(Part of a data file)
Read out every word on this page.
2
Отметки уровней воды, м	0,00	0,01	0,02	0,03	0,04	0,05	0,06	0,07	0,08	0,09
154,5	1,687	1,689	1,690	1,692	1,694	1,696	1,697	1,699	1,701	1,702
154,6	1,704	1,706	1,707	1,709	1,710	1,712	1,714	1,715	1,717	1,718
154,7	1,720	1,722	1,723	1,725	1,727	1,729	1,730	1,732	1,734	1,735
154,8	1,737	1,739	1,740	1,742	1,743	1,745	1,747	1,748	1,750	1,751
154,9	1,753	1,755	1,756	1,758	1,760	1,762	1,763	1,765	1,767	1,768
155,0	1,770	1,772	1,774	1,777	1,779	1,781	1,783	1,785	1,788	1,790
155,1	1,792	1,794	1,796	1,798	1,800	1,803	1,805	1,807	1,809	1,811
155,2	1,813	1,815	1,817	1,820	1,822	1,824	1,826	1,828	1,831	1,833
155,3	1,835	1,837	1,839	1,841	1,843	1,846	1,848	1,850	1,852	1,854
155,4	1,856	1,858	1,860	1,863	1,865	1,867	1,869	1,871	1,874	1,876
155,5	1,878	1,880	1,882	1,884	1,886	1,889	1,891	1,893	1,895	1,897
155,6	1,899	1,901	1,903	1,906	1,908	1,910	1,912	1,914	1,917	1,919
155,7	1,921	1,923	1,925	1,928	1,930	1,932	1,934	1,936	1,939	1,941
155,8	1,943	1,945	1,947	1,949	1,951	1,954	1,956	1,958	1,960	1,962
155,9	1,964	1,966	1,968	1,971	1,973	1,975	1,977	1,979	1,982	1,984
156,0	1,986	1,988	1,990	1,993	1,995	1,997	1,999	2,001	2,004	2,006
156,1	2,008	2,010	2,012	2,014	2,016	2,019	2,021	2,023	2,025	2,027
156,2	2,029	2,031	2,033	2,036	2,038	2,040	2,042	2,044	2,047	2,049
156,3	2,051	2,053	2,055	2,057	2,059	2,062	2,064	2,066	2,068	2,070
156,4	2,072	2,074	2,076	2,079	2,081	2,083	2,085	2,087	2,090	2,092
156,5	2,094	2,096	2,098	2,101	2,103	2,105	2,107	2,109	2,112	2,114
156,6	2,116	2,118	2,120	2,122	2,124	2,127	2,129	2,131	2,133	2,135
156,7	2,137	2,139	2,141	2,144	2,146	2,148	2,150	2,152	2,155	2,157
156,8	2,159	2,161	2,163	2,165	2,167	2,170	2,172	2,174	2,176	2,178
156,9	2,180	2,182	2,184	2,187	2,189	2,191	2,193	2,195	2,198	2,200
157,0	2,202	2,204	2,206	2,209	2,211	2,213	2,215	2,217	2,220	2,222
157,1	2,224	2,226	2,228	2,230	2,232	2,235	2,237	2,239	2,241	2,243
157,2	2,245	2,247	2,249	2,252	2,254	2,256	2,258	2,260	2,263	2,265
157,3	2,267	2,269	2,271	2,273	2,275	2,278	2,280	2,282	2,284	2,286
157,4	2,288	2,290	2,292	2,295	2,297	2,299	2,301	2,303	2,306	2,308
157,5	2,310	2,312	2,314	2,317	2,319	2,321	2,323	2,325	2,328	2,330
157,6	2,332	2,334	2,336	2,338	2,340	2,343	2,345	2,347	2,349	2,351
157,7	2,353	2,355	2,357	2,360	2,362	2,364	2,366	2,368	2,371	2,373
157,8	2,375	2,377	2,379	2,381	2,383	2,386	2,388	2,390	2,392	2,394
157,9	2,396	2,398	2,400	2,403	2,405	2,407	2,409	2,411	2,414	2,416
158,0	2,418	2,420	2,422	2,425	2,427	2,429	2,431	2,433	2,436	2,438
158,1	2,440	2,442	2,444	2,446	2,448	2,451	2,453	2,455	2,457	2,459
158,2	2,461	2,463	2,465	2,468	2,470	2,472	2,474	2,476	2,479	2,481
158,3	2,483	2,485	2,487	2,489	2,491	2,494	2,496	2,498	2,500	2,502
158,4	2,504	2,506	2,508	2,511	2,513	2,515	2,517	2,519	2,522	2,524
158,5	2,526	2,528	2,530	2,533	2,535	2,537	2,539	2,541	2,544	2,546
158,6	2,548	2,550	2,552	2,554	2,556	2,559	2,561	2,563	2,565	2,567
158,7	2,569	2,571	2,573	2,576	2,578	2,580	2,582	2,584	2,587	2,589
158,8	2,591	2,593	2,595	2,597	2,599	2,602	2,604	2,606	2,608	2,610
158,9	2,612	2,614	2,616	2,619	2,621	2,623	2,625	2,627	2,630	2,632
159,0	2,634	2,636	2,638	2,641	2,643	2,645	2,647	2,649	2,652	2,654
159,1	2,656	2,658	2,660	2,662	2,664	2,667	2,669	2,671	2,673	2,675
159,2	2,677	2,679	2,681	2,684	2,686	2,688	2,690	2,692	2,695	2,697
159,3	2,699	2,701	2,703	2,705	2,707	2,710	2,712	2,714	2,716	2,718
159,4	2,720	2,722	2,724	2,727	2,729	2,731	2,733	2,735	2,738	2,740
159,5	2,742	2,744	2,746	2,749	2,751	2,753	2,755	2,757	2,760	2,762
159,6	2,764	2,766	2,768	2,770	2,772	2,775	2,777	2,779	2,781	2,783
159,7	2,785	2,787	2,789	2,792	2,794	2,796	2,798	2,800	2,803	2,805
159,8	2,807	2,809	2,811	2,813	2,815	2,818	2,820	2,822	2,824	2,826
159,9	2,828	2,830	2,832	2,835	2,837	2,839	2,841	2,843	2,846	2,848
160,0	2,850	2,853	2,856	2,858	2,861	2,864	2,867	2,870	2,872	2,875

= Work required =
Output each record precisely as given.

= Output below =
Read out every word on this page.
2
Отметки уровней воды, м	0,00	0,01	0,02	0,03	0,04	0,05	0,06	0,07	0,08	0,09
154,5	1,687	1,689	1,690	1,692	1,694	1,696	1,697	1,699	1,701	1,702
154,6	1,704	1,706	1,707	1,709	1,710	1,712	1,714	1,715	1,717	1,718
154,7	1,720	1,722	1,723	1,725	1,727	1,729	1,730	1,732	1,734	1,735
154,8	1,737	1,739	1,740	1,742	1,743	1,745	1,747	1,748	1,750	1,751
154,9	1,753	1,755	1,756	1,758	1,760	1,762	1,763	1,765	1,767	1,768
155,0	1,770	1,772	1,774	1,777	1,779	1,781	1,783	1,785	1,788	1,790
155,1	1,792	1,794	1,796	1,798	1,800	1,803	1,805	1,807	1,809	1,811
155,2	1,813	1,815	1,817	1,820	1,822	1,824	1,826	1,828	1,831	1,833
155,3	1,835	1,837	1,839	1,841	1,843	1,846	1,848	1,850	1,852	1,854
155,4	1,856	1,858	1,860	1,863	1,865	1,867	1,869	1,871	1,874	1,876
155,5	1,878	1,880	1,882	1,884	1,886	1,889	1,891	1,893	1,895	1,897
155,6	1,899	1,901	1,903	1,906	1,908	1,910	1,912	1,914	1,917	1,919
155,7	1,921	1,923	1,925	1,928	1,930	1,932	1,934	1,936	1,939	1,941
155,8	1,943	1,945	1,947	1,949	1,951	1,954	1,956	1,958	1,960	1,962
155,9	1,964	1,966	1,968	1,971	1,973	1,975	1,977	1,979	1,982	1,984
156,0	1,986	1,988	1,990	1,993	1,995	1,997	1,999	2,001	2,004	2,006
156,1	2,008	2,010	2,012	2,014	2,016	2,019	2,021	2,023	2,025	2,027
156,2	2,029	2,031	2,033	2,036	2,038	2,040	2,042	2,044	2,047	2,049
156,3	2,051	2,053	2,055	2,057	2,059	2,062	2,064	2,066	2,068	2,070
156,4	2,072	2,074	2,076	2,079	2,081	2,083	2,085	2,087	2,090	2,092
156,5	2,094	2,096	2,098	2,101	2,103	2,105	2,107	2,109	2,112	2,114
156,6	2,116	2,118	2,120	2,122	2,124	2,127	2,129	2,131	2,133	2,135
156,7	2,137	2,139	2,141	2,144	2,146	2,148	2,150	2,152	2,155	2,157
156,8	2,159	2,161	2,163	2,165	2,167	2,170	2,172	2,174	2,176	2,178
156,9	2,180	2,182	2,184	2,187	2,189	2,191	2,193	2,195	2,198	2,200
157,0	2,202	2,204	2,206	2,209	2,211	2,213	2,215	2,217	2,220	2,222
157,1	2,224	2,226	2,228	2,230	2,232	2,235	2,237	2,239	2,241	2,243
157,2	2,245	2,247	2,249	2,252	2,254	2,256	2,258	2,260	2,263	2,265
157,3	2,267	2,269	2,271	2,273	2,275	2,278	2,280	2,282	2,284	2,286
157,4	2,288	2,290	2,292	2,295	2,297	2,299	2,301	2,303	2,306	2,308
157,5	2,310	2,312	2,314	2,317	2,319	2,321	2,323	2,325	2,328	2,330
157,6	2,332	2,334	2,336	2,338	2,340	2,343	2,345	2,347	2,349	2,351
157,7	2,353	2,355	2,357	2,360	2,362	2,364	2,366	2,368	2,371	2,373
157,8	2,375	2,377	2,379	2,381	2,383	2,386	2,388	2,390	2,392	2,394
157,9	2,396	2,398	2,400	2,403	2,405	2,407	2,409	2,411	2,414	2,416
158,0	2,418	2,420	2,422	2,425	2,427	2,429	2,431	2,433	2,436	2,438
158,1	2,440	2,442	2,444	2,446	2,448	2,451	2,453	2,455	2,457	2,459
158,2	2,461	2,463	2,465	2,468	2,470	2,472	2,474	2,476	2,479	2,481
158,3	2,483	2,485	2,487	2,489	2,491	2,494	2,496	2,498	2,500	2,502
158,4	2,504	2,506	2,508	2,511	2,513	2,515	2,517	2,519	2,522	2,524
158,5	2,526	2,528	2,530	2,533	2,535	2,537	2,539	2,541	2,544	2,546
158,6	2,548	2,550	2,552	2,554	2,556	2,559	2,561	2,563	2,565	2,567
158,7	2,569	2,571	2,573	2,576	2,578	2,580	2,582	2,584	2,587	2,589
158,8	2,591	2,593	2,595	2,597	2,599	2,602	2,604	2,606	2,608	2,610
158,9	2,612	2,614	2,616	2,619	2,621	2,623	2,625	2,627	2,630	2,632
159,0	2,634	2,636	2,638	2,641	2,643	2,645	2,647	2,649	2,652	2,654
159,1	2,656	2,658	2,660	2,662	2,664	2,667	2,669	2,671	2,673	2,675
159,2	2,677	2,679	2,681	2,684	2,686	2,688	2,690	2,692	2,695	2,697
159,3	2,699	2,701	2,703	2,705	2,707	2,710	2,712	2,714	2,716	2,718
159,4	2,720	2,722	2,724	2,727	2,729	2,731	2,733	2,735	2,738	2,740
159,5	2,742	2,744	2,746	2,749	2,751	2,753	2,755	2,757	2,760	2,762
159,6	2,764	2,766	2,768	2,770	2,772	2,775	2,777	2,779	2,781	2,783
159,7	2,785	2,787	2,789	2,792	2,794	2,796	2,798	2,800	2,803	2,805
159,8	2,807	2,809	2,811	2,813	2,815	2,818	2,820	2,822	2,824	2,826
159,9	2,828	2,830	2,832	2,835	2,837	2,839	2,841	2,843	2,846	2,848
160,0	2,850	2,853	2,856	2,858	2,861	2,864	2,867	2,870	2,872	2,875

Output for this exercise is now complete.